Given problem
Each line of the listing must be transcribed exactly, except for the images, which should be excluded.

Provided records
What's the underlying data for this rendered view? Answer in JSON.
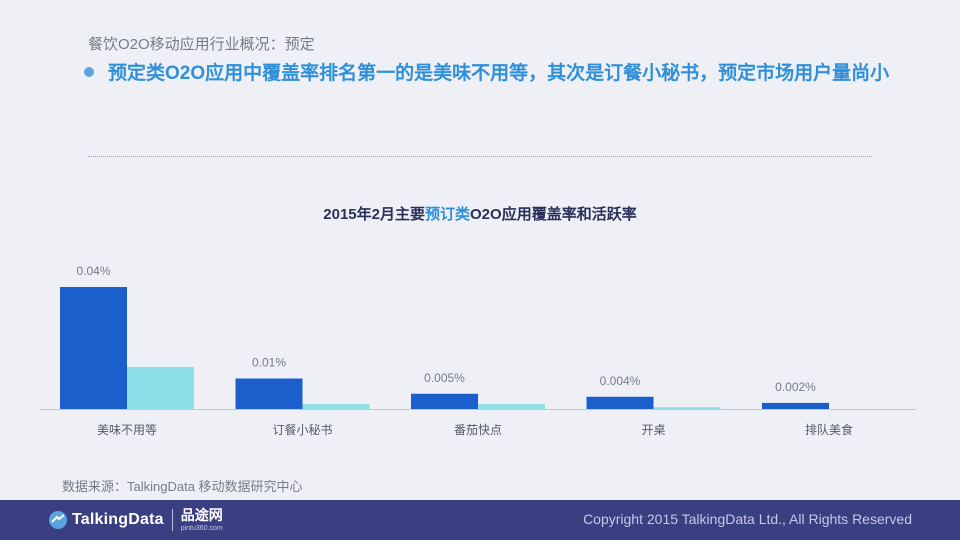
{
  "header": {
    "subtitle": "餐饮O2O移动应用行业概况：预定",
    "headline": "预定类O2O应用中覆盖率排名第一的是美味不用等，其次是订餐小秘书，预定市场用户量尚小"
  },
  "chart_data": {
    "type": "bar",
    "title_parts": [
      "2015年2月主要",
      "预订类",
      "O2O应用覆盖率和活跃率"
    ],
    "categories": [
      "美味不用等",
      "订餐小秘书",
      "番茄快点",
      "开桌",
      "排队美食"
    ],
    "series": [
      {
        "values": [
          0.04,
          0.01,
          0.005,
          0.004,
          0.002
        ],
        "labels": [
          "0.04%",
          "0.01%",
          "0.005%",
          "0.004%",
          "0.002%"
        ],
        "color": "#1a5fcc"
      },
      {
        "values": [
          0.0138,
          0.0016,
          0.0016,
          0.0006,
          0.0
        ],
        "color": "#8ee0e8"
      }
    ],
    "ylim": [
      0,
      0.04
    ],
    "legend": "none",
    "grid": false
  },
  "source": "数据来源：TalkingData 移动数据研究中心",
  "footer": {
    "logo_icon": "talkingdata-logo-icon",
    "logo_text": "TalkingData",
    "partner_name": "品途网",
    "partner_url": "pintu360.com",
    "copyright": "Copyright 2015 TalkingData Ltd., All Rights Reserved"
  },
  "colors": {
    "accent": "#2f8fd8",
    "footer": "#3a3f82",
    "bar_primary": "#1a5fcc",
    "bar_secondary": "#8ee0e8"
  }
}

Written answer
What's the underlying data for this rendered view? Answer in JSON.
{
  "header": {
    "subtitle": "餐饮O2O移动应用行业概况：预定",
    "headline": "预定类O2O应用中覆盖率排名第一的是美味不用等，其次是订餐小秘书，预定市场用户量尚小"
  },
  "chart_data": {
    "type": "bar",
    "title_parts": [
      "2015年2月主要",
      "预订类",
      "O2O应用覆盖率和活跃率"
    ],
    "categories": [
      "美味不用等",
      "订餐小秘书",
      "番茄快点",
      "开桌",
      "排队美食"
    ],
    "series": [
      {
        "values": [
          0.04,
          0.01,
          0.005,
          0.004,
          0.002
        ],
        "labels": [
          "0.04%",
          "0.01%",
          "0.005%",
          "0.004%",
          "0.002%"
        ],
        "color": "#1a5fcc"
      },
      {
        "values": [
          0.0138,
          0.0016,
          0.0016,
          0.0006,
          0.0
        ],
        "color": "#8ee0e8"
      }
    ],
    "ylim": [
      0,
      0.04
    ],
    "legend": "none",
    "grid": false
  },
  "source": "数据来源：TalkingData 移动数据研究中心",
  "footer": {
    "logo_icon": "talkingdata-logo-icon",
    "logo_text": "TalkingData",
    "partner_name": "品途网",
    "partner_url": "pintu360.com",
    "copyright": "Copyright 2015 TalkingData Ltd., All Rights Reserved"
  },
  "colors": {
    "accent": "#2f8fd8",
    "footer": "#3a3f82",
    "bar_primary": "#1a5fcc",
    "bar_secondary": "#8ee0e8"
  }
}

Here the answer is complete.